— EXERCISE —
Reproduce all entries verbatim, with nothing added or dropped.

----

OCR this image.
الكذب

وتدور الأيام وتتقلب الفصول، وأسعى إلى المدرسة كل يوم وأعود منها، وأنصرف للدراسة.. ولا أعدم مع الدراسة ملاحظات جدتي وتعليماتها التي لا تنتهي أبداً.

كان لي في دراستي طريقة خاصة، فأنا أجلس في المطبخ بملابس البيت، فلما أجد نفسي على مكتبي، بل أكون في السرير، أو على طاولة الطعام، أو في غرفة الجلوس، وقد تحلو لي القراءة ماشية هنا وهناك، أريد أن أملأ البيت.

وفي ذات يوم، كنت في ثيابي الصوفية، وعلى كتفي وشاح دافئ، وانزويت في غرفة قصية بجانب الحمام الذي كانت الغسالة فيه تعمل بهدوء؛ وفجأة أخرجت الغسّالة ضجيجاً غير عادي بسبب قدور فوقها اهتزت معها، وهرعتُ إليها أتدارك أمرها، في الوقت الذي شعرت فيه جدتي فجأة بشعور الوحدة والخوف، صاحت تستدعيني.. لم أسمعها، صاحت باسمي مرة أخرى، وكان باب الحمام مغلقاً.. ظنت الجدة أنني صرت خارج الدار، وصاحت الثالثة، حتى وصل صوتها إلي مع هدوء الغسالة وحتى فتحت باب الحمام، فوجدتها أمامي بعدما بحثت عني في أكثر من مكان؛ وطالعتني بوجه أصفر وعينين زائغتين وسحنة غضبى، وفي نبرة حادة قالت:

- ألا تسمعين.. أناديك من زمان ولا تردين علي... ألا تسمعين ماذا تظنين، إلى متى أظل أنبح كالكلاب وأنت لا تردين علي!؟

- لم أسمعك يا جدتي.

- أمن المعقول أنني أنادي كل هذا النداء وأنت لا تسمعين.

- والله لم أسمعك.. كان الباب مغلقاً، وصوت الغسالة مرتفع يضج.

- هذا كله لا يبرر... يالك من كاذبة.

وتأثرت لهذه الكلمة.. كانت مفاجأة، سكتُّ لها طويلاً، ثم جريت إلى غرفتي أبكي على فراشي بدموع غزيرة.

----

— SOLUTION —
OCR this image.
الكذب

وتدور الأيام وتتقلب الفصول، وأسعى إلى المدرسة كل يوم وأعود منها، وأنصرف للدراسة.. ولا أعدم مع الدراسة ملاحظات جدتي وتعليماتها التي لا تنتهي أبداً.

كان لي في دراستي طريقة خاصة، فأنا أجلس في المطبخ بملابس البيت، فلما أجد نفسي على مكتبي، بل أكون في السرير، أو على طاولة الطعام، أو في غرفة الجلوس، وقد تحلو لي القراءة ماشية هنا وهناك، أريد أن أملأ البيت.

وفي ذات يوم، كنت في ثيابي الصوفية، وعلى كتفي وشاح دافئ، وانزويت في غرفة قصية بجانب الحمام الذي كانت الغسالة فيه تعمل بهدوء؛ وفجأة أخرجت الغسّالة ضجيجاً غير عادي بسبب قدور فوقها اهتزت معها، وهرعتُ إليها أتدارك أمرها، في الوقت الذي شعرت فيه جدتي فجأة بشعور الوحدة والخوف، صاحت تستدعيني.. لم أسمعها، صاحت باسمي مرة أخرى، وكان باب الحمام مغلقاً.. ظنت الجدة أنني صرت خارج الدار، وصاحت الثالثة، حتى وصل صوتها إلي مع هدوء الغسالة وحتى فتحت باب الحمام، فوجدتها أمامي بعدما بحثت عني في أكثر من مكان؛ وطالعتني بوجه أصفر وعينين زائغتين وسحنة غضبى، وفي نبرة حادة قالت:

- ألا تسمعين.. أناديك من زمان ولا تردين علي... ألا تسمعين ماذا تظنين، إلى متى أظل أنبح كالكلاب وأنت لا تردين علي!؟

- لم أسمعك يا جدتي.

- أمن المعقول أنني أنادي كل هذا النداء وأنت لا تسمعين.

- والله لم أسمعك.. كان الباب مغلقاً، وصوت الغسالة مرتفع يضج.

- هذا كله لا يبرر... يالك من كاذبة.

وتأثرت لهذه الكلمة.. كانت مفاجأة، سكتُّ لها طويلاً، ثم جريت إلى غرفتي أبكي على فراشي بدموع غزيرة.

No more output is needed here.